Cosa fare:
**1.** Ricopia dall'intervista a Tabucchi il tratto che va da "Il dio dell’Odio è" fino a "spesso per codardia.".
**2.** In base all'intervista a Tabucchi, le affermazioni seguenti sono vere o false? Rispondi sì o no a ciascuna e cita le parole del testo che lo decidono. (a) Per Tabucchi la letteratura è una risposta religiosa a una necessità laica dell'uomo. (b) Il romanzo "Lord Jim" ha come tema centrale la codardia. (c) La seconda divinità del racconto "Esperidi" è il dio del Rimpianto.

Testo estratto:
══════════

Carlos Gumpert, L’Espresso 7/12/2012, 7 dicembre 2012
TABUCCHI INEDITO
[Amore e odio. Coraggio e viltà. Ambiguità. Ecco il testo, mai pubblicato, in cui il romanziere scomparso in marzo svela i segreti della sua vita e della letteratura] –
Il protagonista del racconto "Esperidi" incontra su un’isola alcune divinità che incarnano certe ossessioni di Antonio Tabucchi. Il primo è il dio del Rimpianto, che è associato al ricordo, un tema fondamentale della sua narrativa.
«In effetti ho la convinzione che la letteratura sia una specie di memoria. La letteratura, se vogliamo, è una risposta laica alla necessità religiosa dell’uomo. Scrivere implica il desiderio di ricordare, di ricordare persino la propria immaginazione, che ci fa visita per qualche istante e poi svanisce. Se non la memorizziamo, corriamo il rischio che diventi un fantasma. Memoria e scrittura sono un modo di trattenere questi fantasmi che svaniscono tanto rapidamente come compaiono».
La seconda divinità è il dio dell’Odio. In effetti dai suoi racconti sembri che conti molto...
«Penso che al mondo ci siano molte persone detestabili, che ci "emmerdent la vie" quotidianamente con le loro cattiverie e le loro stupidaggini, e sono anche convinto che contro questo tipo di gente si debba reagire: ritengo che sia quasi un dovere delle persone intelligenti».
Il dio dell’Odio è una sorta di nume tutelare del lato oscuro dell’animo umano. Molti suoi personaggi scontano con il rimorso gli errori che hanno commesso, spesso per codardia.
«Forse questo interesse deriva dalla mia passione per un sublime romanzo il cui tema centrale è proprio la codardia, cioè "Lord Jim" di Conrad. Amo esercitare la mia scrittura attraverso le qualità umane che normalmente si considerano negative. I personaggi positivi e trasparenti furono i tipici protagonisti del romanzo del realismo sovietico, uno dei filoni più orrendi dell’ultimo secolo, soprattutto se pensiamo alla grandezza di Dostoevskij o di Gogol e dei loro antieroi».

══════════

Dati raccolti:
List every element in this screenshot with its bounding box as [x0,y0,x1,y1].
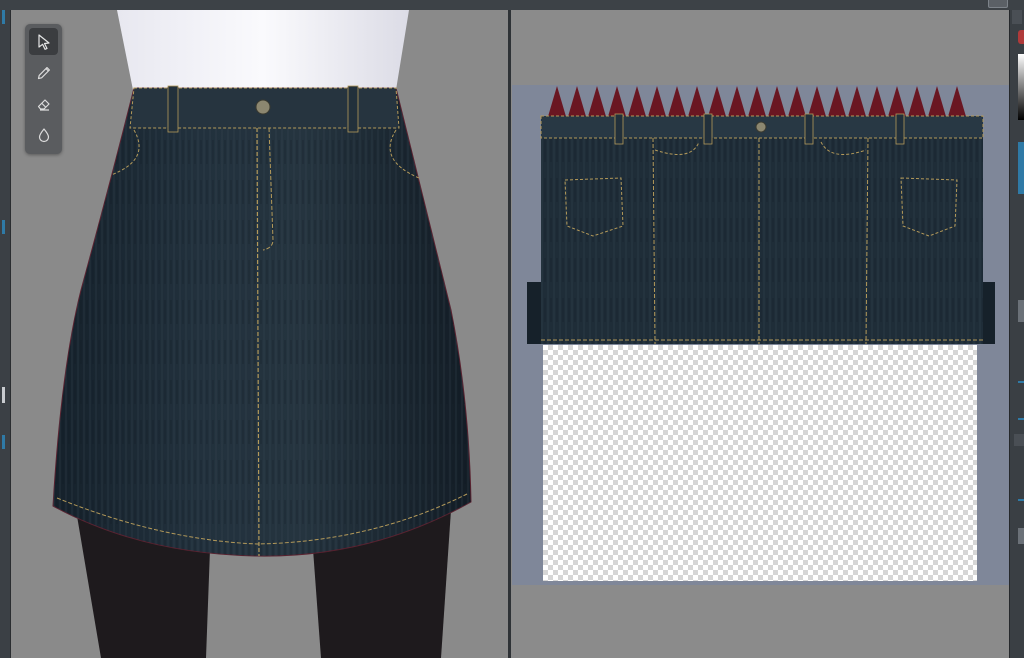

══════════

Risposte per compito:
**1.**
Il dio dell’Odio è una sorta di nume tutelare del lato oscuro dell’animo umano. Molti suoi personaggi scontano con il rimorso gli errori che hanno commesso, spesso per codardia.

**2.**
(a) No: «La letteratura, se vogliamo, è una risposta laica alla necessità religiosa dell’uomo».
(b) Sì: «un sublime romanzo il cui tema centrale è proprio la codardia, cioè "Lord Jim" di Conrad».
(c) No: «La seconda divinità è il dio dell’Odio».